Saved data entries:
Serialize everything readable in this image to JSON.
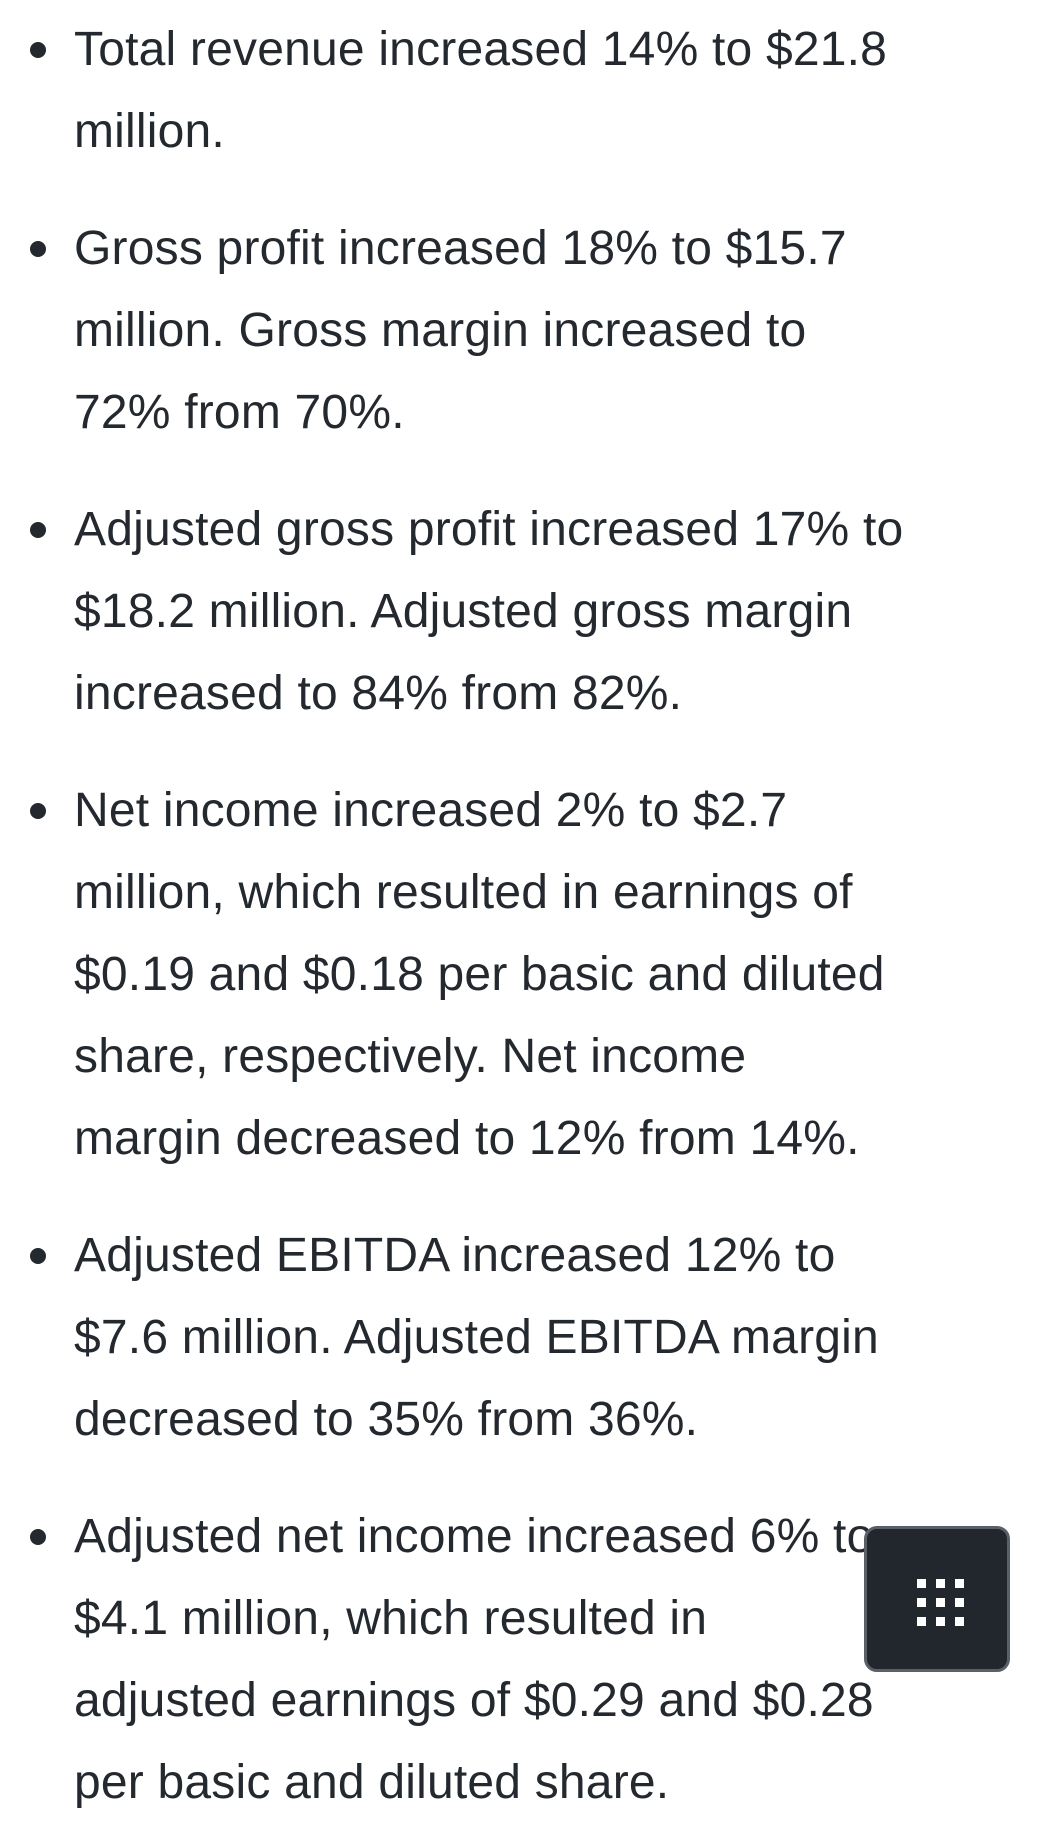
{
  "items": [
    {
      "lines": [
        "Total revenue increased 14% to $21.8",
        "million."
      ]
    },
    {
      "lines": [
        "Gross profit increased 18% to $15.7",
        "million. Gross margin increased to",
        "72% from 70%."
      ]
    },
    {
      "lines": [
        "Adjusted gross profit increased 17% to",
        "$18.2 million. Adjusted gross margin",
        "increased to 84% from 82%."
      ]
    },
    {
      "lines": [
        "Net income increased 2% to $2.7",
        "million, which resulted in earnings of",
        "$0.19 and $0.18 per basic and diluted",
        "share, respectively. Net income",
        "margin decreased to 12% from 14%."
      ]
    },
    {
      "lines": [
        "Adjusted EBITDA increased 12% to",
        "$7.6 million. Adjusted EBITDA margin",
        "decreased to 35% from 36%."
      ]
    },
    {
      "lines": [
        "Adjusted net income increased 6% to",
        "$4.1 million, which resulted in",
        "adjusted earnings of $0.29 and $0.28",
        "per basic and diluted share."
      ]
    }
  ],
  "floating_button": {
    "icon": "grid-menu-icon",
    "background": "#22272e"
  }
}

• EXERCISE DESCRIPTION:
Strip the images and reproduce the remaining records precisely.

• ANSWER TO THIS PROBLEM:
Serialize everything readable in this image to JSON.
{
  "items": [
    {
      "lines": [
        "Total revenue increased 14% to $21.8",
        "million."
      ]
    },
    {
      "lines": [
        "Gross profit increased 18% to $15.7",
        "million. Gross margin increased to",
        "72% from 70%."
      ]
    },
    {
      "lines": [
        "Adjusted gross profit increased 17% to",
        "$18.2 million. Adjusted gross margin",
        "increased to 84% from 82%."
      ]
    },
    {
      "lines": [
        "Net income increased 2% to $2.7",
        "million, which resulted in earnings of",
        "$0.19 and $0.18 per basic and diluted",
        "share, respectively. Net income",
        "margin decreased to 12% from 14%."
      ]
    },
    {
      "lines": [
        "Adjusted EBITDA increased 12% to",
        "$7.6 million. Adjusted EBITDA margin",
        "decreased to 35% from 36%."
      ]
    },
    {
      "lines": [
        "Adjusted net income increased 6% to",
        "$4.1 million, which resulted in",
        "adjusted earnings of $0.29 and $0.28",
        "per basic and diluted share."
      ]
    }
  ],
  "floating_button": {
    "icon": "grid-menu-icon",
    "background": "#22272e"
  }
}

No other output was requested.